# Work to complete
Return the complete listing that follows, with each line reproduced exactly.

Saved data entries

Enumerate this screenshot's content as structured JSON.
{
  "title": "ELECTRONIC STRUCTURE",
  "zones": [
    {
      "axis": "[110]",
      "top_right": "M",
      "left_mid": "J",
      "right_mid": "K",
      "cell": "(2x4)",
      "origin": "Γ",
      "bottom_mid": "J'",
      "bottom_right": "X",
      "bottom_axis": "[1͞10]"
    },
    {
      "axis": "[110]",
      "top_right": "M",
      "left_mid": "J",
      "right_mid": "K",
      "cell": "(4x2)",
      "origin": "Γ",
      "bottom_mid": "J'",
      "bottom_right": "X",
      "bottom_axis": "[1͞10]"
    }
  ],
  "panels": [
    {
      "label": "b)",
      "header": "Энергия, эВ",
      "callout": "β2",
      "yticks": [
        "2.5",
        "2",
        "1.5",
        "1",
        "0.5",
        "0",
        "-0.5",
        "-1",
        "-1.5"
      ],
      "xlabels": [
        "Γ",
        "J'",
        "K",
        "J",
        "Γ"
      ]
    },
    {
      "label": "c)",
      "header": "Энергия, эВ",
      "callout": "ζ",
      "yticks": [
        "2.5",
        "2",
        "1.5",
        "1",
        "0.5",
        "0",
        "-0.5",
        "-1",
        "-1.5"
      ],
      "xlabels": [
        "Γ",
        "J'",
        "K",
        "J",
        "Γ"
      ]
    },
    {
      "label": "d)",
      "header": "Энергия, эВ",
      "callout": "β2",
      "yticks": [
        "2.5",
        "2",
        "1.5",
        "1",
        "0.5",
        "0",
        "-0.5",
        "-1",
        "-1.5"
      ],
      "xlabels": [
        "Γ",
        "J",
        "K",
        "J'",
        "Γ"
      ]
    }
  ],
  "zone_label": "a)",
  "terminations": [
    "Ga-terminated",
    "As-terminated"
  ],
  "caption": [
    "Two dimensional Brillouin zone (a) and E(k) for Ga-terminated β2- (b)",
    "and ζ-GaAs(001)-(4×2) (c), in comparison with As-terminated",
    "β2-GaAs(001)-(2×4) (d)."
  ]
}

# The response
Enumerate this screenshot's content as structured JSON.
{
  "title": "ELECTRONIC STRUCTURE",
  "zones": [
    {
      "axis": "[110]",
      "top_right": "M",
      "left_mid": "J",
      "right_mid": "K",
      "cell": "(2x4)",
      "origin": "Γ",
      "bottom_mid": "J'",
      "bottom_right": "X",
      "bottom_axis": "[1͞10]"
    },
    {
      "axis": "[110]",
      "top_right": "M",
      "left_mid": "J",
      "right_mid": "K",
      "cell": "(4x2)",
      "origin": "Γ",
      "bottom_mid": "J'",
      "bottom_right": "X",
      "bottom_axis": "[1͞10]"
    }
  ],
  "panels": [
    {
      "label": "b)",
      "header": "Энергия, эВ",
      "callout": "β2",
      "yticks": [
        "2.5",
        "2",
        "1.5",
        "1",
        "0.5",
        "0",
        "-0.5",
        "-1",
        "-1.5"
      ],
      "xlabels": [
        "Γ",
        "J'",
        "K",
        "J",
        "Γ"
      ]
    },
    {
      "label": "c)",
      "header": "Энергия, эВ",
      "callout": "ζ",
      "yticks": [
        "2.5",
        "2",
        "1.5",
        "1",
        "0.5",
        "0",
        "-0.5",
        "-1",
        "-1.5"
      ],
      "xlabels": [
        "Γ",
        "J'",
        "K",
        "J",
        "Γ"
      ]
    },
    {
      "label": "d)",
      "header": "Энергия, эВ",
      "callout": "β2",
      "yticks": [
        "2.5",
        "2",
        "1.5",
        "1",
        "0.5",
        "0",
        "-0.5",
        "-1",
        "-1.5"
      ],
      "xlabels": [
        "Γ",
        "J",
        "K",
        "J'",
        "Γ"
      ]
    }
  ],
  "zone_label": "a)",
  "terminations": [
    "Ga-terminated",
    "As-terminated"
  ],
  "caption": [
    "Two dimensional Brillouin zone (a) and E(k) for Ga-terminated β2- (b)",
    "and ζ-GaAs(001)-(4×2) (c), in comparison with As-terminated",
    "β2-GaAs(001)-(2×4) (d)."
  ]
}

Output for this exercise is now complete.